• _EXERCISE INSTRUCTIONS_: Count lines with the string "György" in them. State the number alone.

**** DATA FOR THIS TASK ****

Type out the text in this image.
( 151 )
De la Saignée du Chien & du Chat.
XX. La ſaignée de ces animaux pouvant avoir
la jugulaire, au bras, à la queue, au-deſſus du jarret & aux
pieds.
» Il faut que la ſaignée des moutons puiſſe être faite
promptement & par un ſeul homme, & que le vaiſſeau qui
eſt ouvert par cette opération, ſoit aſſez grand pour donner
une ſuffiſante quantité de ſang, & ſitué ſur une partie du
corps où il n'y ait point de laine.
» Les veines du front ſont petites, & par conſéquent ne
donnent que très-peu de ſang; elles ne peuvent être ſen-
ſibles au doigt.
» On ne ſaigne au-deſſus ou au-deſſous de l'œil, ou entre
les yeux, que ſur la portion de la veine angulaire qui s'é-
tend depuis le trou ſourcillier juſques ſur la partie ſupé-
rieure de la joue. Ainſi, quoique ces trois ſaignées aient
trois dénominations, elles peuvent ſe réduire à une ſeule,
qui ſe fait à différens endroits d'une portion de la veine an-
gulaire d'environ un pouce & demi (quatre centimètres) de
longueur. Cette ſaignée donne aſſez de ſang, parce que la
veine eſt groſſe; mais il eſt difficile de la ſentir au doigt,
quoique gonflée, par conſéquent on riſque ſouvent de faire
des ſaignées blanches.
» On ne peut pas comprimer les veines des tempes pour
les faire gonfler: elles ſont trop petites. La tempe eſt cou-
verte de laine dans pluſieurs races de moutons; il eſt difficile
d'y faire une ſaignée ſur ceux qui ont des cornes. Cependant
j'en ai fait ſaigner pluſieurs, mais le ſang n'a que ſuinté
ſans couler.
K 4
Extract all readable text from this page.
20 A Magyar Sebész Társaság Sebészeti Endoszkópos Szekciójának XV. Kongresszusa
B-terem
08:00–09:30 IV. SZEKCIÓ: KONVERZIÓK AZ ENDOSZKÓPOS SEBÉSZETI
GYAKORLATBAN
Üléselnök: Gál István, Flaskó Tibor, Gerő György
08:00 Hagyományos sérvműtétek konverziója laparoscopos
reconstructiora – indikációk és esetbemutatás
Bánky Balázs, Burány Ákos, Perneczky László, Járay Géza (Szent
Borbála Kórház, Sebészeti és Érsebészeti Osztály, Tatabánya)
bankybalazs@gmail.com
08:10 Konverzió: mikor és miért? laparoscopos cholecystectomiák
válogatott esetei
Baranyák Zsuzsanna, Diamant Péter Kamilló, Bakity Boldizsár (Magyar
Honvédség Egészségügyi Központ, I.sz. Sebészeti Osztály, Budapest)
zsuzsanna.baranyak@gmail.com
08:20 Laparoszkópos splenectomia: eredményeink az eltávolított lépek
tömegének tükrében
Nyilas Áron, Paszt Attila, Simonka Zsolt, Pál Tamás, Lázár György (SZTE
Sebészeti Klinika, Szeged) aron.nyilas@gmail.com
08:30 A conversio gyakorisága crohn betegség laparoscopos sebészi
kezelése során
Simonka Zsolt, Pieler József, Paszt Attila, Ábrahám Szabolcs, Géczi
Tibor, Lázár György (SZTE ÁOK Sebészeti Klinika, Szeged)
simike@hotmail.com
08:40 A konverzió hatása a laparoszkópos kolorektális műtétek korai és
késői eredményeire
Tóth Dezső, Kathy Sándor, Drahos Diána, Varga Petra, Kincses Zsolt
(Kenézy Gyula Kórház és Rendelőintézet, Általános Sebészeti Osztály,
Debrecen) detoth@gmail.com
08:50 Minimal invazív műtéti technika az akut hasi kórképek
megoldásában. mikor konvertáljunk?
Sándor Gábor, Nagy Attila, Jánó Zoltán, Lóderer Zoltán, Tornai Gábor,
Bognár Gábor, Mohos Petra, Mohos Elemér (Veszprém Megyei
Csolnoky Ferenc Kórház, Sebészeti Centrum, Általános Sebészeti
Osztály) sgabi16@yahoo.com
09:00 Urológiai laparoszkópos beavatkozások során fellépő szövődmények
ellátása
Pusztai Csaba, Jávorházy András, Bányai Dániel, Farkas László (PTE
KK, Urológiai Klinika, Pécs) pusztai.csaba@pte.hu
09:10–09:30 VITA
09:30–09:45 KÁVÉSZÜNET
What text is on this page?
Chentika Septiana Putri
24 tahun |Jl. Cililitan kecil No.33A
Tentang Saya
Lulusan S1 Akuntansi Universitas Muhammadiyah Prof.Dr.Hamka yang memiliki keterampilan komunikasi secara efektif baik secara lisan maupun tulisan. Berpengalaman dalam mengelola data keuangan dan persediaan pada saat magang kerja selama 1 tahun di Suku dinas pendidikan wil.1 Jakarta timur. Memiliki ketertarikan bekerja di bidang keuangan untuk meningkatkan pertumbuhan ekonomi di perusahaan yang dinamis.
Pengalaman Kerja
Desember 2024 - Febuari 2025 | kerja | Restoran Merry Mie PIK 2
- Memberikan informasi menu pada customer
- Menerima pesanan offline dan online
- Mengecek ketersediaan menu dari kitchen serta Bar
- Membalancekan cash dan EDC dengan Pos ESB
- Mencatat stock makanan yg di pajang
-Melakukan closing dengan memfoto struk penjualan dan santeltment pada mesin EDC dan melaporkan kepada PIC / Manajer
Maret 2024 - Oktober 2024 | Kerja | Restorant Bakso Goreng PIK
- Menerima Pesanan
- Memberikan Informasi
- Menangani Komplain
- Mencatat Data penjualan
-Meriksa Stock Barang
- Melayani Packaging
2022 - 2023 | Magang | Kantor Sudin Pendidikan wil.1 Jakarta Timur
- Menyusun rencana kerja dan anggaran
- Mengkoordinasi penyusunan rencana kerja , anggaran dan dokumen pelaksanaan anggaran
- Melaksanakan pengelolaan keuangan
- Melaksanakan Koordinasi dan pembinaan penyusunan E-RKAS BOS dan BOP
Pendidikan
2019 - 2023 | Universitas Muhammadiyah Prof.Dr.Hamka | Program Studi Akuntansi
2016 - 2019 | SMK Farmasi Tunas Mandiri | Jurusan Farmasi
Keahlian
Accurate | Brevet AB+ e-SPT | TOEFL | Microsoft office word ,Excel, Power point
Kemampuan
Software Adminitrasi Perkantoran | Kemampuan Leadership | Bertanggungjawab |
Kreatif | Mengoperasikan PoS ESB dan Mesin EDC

****

• _THE ANSWER_: 3